--- START ---

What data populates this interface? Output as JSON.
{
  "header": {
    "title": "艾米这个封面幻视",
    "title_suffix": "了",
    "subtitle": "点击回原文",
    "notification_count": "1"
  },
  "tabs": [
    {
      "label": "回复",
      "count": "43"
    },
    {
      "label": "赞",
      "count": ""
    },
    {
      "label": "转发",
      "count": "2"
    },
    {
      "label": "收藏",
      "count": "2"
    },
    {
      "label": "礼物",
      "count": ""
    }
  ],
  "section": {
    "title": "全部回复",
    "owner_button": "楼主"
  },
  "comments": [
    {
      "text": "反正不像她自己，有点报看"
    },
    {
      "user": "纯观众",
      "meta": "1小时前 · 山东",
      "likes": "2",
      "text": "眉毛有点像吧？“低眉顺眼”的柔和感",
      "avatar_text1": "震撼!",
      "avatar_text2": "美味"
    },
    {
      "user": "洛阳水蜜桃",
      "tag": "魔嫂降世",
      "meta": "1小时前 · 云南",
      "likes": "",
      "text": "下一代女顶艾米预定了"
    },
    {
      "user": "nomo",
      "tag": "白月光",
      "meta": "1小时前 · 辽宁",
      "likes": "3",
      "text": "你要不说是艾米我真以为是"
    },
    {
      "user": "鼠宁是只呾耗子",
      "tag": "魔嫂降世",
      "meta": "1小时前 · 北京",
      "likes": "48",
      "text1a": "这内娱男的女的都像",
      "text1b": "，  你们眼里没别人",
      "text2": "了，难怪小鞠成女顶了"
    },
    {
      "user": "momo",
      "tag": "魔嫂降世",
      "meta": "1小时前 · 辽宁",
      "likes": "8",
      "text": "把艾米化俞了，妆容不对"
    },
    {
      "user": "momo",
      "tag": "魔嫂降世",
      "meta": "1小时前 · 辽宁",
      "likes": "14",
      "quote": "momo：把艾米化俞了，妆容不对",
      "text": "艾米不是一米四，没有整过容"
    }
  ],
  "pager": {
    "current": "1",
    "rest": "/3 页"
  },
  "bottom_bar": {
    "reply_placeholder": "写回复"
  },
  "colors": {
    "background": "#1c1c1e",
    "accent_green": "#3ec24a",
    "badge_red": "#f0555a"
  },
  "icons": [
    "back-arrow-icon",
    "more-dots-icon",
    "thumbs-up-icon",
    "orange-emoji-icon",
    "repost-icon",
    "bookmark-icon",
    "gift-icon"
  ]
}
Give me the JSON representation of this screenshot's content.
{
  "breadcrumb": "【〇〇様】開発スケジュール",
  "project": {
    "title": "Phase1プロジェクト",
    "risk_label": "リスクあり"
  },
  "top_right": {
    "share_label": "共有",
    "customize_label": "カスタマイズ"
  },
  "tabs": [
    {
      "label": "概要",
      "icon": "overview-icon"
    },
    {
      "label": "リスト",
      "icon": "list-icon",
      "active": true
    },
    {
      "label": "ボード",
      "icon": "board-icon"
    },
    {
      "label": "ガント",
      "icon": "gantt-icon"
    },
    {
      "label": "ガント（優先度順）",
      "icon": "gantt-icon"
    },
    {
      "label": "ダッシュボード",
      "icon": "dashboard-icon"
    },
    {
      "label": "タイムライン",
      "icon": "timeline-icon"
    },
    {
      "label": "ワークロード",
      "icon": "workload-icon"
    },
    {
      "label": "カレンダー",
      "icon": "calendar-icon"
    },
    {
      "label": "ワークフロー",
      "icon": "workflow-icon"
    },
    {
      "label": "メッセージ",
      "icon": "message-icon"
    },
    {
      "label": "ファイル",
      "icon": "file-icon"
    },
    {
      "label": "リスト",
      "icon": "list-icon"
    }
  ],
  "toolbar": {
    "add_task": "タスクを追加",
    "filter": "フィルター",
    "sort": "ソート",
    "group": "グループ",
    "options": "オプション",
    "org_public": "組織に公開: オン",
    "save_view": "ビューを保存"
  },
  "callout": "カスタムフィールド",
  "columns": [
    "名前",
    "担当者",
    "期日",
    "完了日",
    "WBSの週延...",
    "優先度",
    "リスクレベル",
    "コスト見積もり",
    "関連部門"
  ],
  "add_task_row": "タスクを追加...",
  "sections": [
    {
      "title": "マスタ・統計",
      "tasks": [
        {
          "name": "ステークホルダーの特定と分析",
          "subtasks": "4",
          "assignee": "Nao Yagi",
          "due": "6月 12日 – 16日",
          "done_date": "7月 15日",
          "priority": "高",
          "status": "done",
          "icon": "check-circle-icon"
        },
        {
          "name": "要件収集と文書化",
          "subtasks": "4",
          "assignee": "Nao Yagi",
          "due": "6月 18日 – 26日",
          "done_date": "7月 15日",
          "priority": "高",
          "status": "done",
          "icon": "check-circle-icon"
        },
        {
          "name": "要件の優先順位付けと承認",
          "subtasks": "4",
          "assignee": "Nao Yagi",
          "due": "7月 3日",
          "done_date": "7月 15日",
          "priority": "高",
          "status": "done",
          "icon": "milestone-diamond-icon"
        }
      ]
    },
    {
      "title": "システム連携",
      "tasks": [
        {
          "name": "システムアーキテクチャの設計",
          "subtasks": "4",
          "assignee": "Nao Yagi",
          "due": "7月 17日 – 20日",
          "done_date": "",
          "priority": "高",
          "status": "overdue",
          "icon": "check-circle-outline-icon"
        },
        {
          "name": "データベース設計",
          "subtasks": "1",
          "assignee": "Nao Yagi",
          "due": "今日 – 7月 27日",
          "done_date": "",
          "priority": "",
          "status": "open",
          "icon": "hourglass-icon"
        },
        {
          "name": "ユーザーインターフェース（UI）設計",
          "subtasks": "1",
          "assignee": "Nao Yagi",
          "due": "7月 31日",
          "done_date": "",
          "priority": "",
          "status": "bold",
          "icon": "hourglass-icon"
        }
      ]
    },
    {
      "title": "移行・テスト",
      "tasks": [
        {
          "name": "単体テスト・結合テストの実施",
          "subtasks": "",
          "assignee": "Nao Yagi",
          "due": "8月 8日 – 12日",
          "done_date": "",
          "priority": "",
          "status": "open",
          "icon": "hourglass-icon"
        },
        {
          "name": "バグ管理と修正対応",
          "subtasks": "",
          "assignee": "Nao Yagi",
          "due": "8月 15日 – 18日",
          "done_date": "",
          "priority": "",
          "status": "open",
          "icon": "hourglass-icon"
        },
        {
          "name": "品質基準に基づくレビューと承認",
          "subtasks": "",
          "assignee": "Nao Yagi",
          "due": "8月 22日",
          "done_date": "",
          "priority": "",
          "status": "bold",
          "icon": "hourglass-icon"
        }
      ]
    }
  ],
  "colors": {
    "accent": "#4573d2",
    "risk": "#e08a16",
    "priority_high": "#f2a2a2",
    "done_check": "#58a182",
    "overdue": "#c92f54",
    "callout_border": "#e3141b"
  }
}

--- END ---

▶ Given task
Repeat all of the records above exactly as written.

▶ Result of the exercise
What data populates this interface? Output as JSON.
{
  "header": {
    "title": "艾米这个封面幻视",
    "title_suffix": "了",
    "subtitle": "点击回原文",
    "notification_count": "1"
  },
  "tabs": [
    {
      "label": "回复",
      "count": "43"
    },
    {
      "label": "赞",
      "count": ""
    },
    {
      "label": "转发",
      "count": "2"
    },
    {
      "label": "收藏",
      "count": "2"
    },
    {
      "label": "礼物",
      "count": ""
    }
  ],
  "section": {
    "title": "全部回复",
    "owner_button": "楼主"
  },
  "comments": [
    {
      "text": "反正不像她自己，有点报看"
    },
    {
      "user": "纯观众",
      "meta": "1小时前 · 山东",
      "likes": "2",
      "text": "眉毛有点像吧？“低眉顺眼”的柔和感",
      "avatar_text1": "震撼!",
      "avatar_text2": "美味"
    },
    {
      "user": "洛阳水蜜桃",
      "tag": "魔嫂降世",
      "meta": "1小时前 · 云南",
      "likes": "",
      "text": "下一代女顶艾米预定了"
    },
    {
      "user": "nomo",
      "tag": "白月光",
      "meta": "1小时前 · 辽宁",
      "likes": "3",
      "text": "你要不说是艾米我真以为是"
    },
    {
      "user": "鼠宁是只呾耗子",
      "tag": "魔嫂降世",
      "meta": "1小时前 · 北京",
      "likes": "48",
      "text1a": "这内娱男的女的都像",
      "text1b": "，  你们眼里没别人",
      "text2": "了，难怪小鞠成女顶了"
    },
    {
      "user": "momo",
      "tag": "魔嫂降世",
      "meta": "1小时前 · 辽宁",
      "likes": "8",
      "text": "把艾米化俞了，妆容不对"
    },
    {
      "user": "momo",
      "tag": "魔嫂降世",
      "meta": "1小时前 · 辽宁",
      "likes": "14",
      "quote": "momo：把艾米化俞了，妆容不对",
      "text": "艾米不是一米四，没有整过容"
    }
  ],
  "pager": {
    "current": "1",
    "rest": "/3 页"
  },
  "bottom_bar": {
    "reply_placeholder": "写回复"
  },
  "colors": {
    "background": "#1c1c1e",
    "accent_green": "#3ec24a",
    "badge_red": "#f0555a"
  },
  "icons": [
    "back-arrow-icon",
    "more-dots-icon",
    "thumbs-up-icon",
    "orange-emoji-icon",
    "repost-icon",
    "bookmark-icon",
    "gift-icon"
  ]
}
Give me the JSON representation of this screenshot's content.
{
  "breadcrumb": "【〇〇様】開発スケジュール",
  "project": {
    "title": "Phase1プロジェクト",
    "risk_label": "リスクあり"
  },
  "top_right": {
    "share_label": "共有",
    "customize_label": "カスタマイズ"
  },
  "tabs": [
    {
      "label": "概要",
      "icon": "overview-icon"
    },
    {
      "label": "リスト",
      "icon": "list-icon",
      "active": true
    },
    {
      "label": "ボード",
      "icon": "board-icon"
    },
    {
      "label": "ガント",
      "icon": "gantt-icon"
    },
    {
      "label": "ガント（優先度順）",
      "icon": "gantt-icon"
    },
    {
      "label": "ダッシュボード",
      "icon": "dashboard-icon"
    },
    {
      "label": "タイムライン",
      "icon": "timeline-icon"
    },
    {
      "label": "ワークロード",
      "icon": "workload-icon"
    },
    {
      "label": "カレンダー",
      "icon": "calendar-icon"
    },
    {
      "label": "ワークフロー",
      "icon": "workflow-icon"
    },
    {
      "label": "メッセージ",
      "icon": "message-icon"
    },
    {
      "label": "ファイル",
      "icon": "file-icon"
    },
    {
      "label": "リスト",
      "icon": "list-icon"
    }
  ],
  "toolbar": {
    "add_task": "タスクを追加",
    "filter": "フィルター",
    "sort": "ソート",
    "group": "グループ",
    "options": "オプション",
    "org_public": "組織に公開: オン",
    "save_view": "ビューを保存"
  },
  "callout": "カスタムフィールド",
  "columns": [
    "名前",
    "担当者",
    "期日",
    "完了日",
    "WBSの週延...",
    "優先度",
    "リスクレベル",
    "コスト見積もり",
    "関連部門"
  ],
  "add_task_row": "タスクを追加...",
  "sections": [
    {
      "title": "マスタ・統計",
      "tasks": [
        {
          "name": "ステークホルダーの特定と分析",
          "subtasks": "4",
          "assignee": "Nao Yagi",
          "due": "6月 12日 – 16日",
          "done_date": "7月 15日",
          "priority": "高",
          "status": "done",
          "icon": "check-circle-icon"
        },
        {
          "name": "要件収集と文書化",
          "subtasks": "4",
          "assignee": "Nao Yagi",
          "due": "6月 18日 – 26日",
          "done_date": "7月 15日",
          "priority": "高",
          "status": "done",
          "icon": "check-circle-icon"
        },
        {
          "name": "要件の優先順位付けと承認",
          "subtasks": "4",
          "assignee": "Nao Yagi",
          "due": "7月 3日",
          "done_date": "7月 15日",
          "priority": "高",
          "status": "done",
          "icon": "milestone-diamond-icon"
        }
      ]
    },
    {
      "title": "システム連携",
      "tasks": [
        {
          "name": "システムアーキテクチャの設計",
          "subtasks": "4",
          "assignee": "Nao Yagi",
          "due": "7月 17日 – 20日",
          "done_date": "",
          "priority": "高",
          "status": "overdue",
          "icon": "check-circle-outline-icon"
        },
        {
          "name": "データベース設計",
          "subtasks": "1",
          "assignee": "Nao Yagi",
          "due": "今日 – 7月 27日",
          "done_date": "",
          "priority": "",
          "status": "open",
          "icon": "hourglass-icon"
        },
        {
          "name": "ユーザーインターフェース（UI）設計",
          "subtasks": "1",
          "assignee": "Nao Yagi",
          "due": "7月 31日",
          "done_date": "",
          "priority": "",
          "status": "bold",
          "icon": "hourglass-icon"
        }
      ]
    },
    {
      "title": "移行・テスト",
      "tasks": [
        {
          "name": "単体テスト・結合テストの実施",
          "subtasks": "",
          "assignee": "Nao Yagi",
          "due": "8月 8日 – 12日",
          "done_date": "",
          "priority": "",
          "status": "open",
          "icon": "hourglass-icon"
        },
        {
          "name": "バグ管理と修正対応",
          "subtasks": "",
          "assignee": "Nao Yagi",
          "due": "8月 15日 – 18日",
          "done_date": "",
          "priority": "",
          "status": "open",
          "icon": "hourglass-icon"
        },
        {
          "name": "品質基準に基づくレビューと承認",
          "subtasks": "",
          "assignee": "Nao Yagi",
          "due": "8月 22日",
          "done_date": "",
          "priority": "",
          "status": "bold",
          "icon": "hourglass-icon"
        }
      ]
    }
  ],
  "colors": {
    "accent": "#4573d2",
    "risk": "#e08a16",
    "priority_high": "#f2a2a2",
    "done_check": "#58a182",
    "overdue": "#c92f54",
    "callout_border": "#e3141b"
  }
}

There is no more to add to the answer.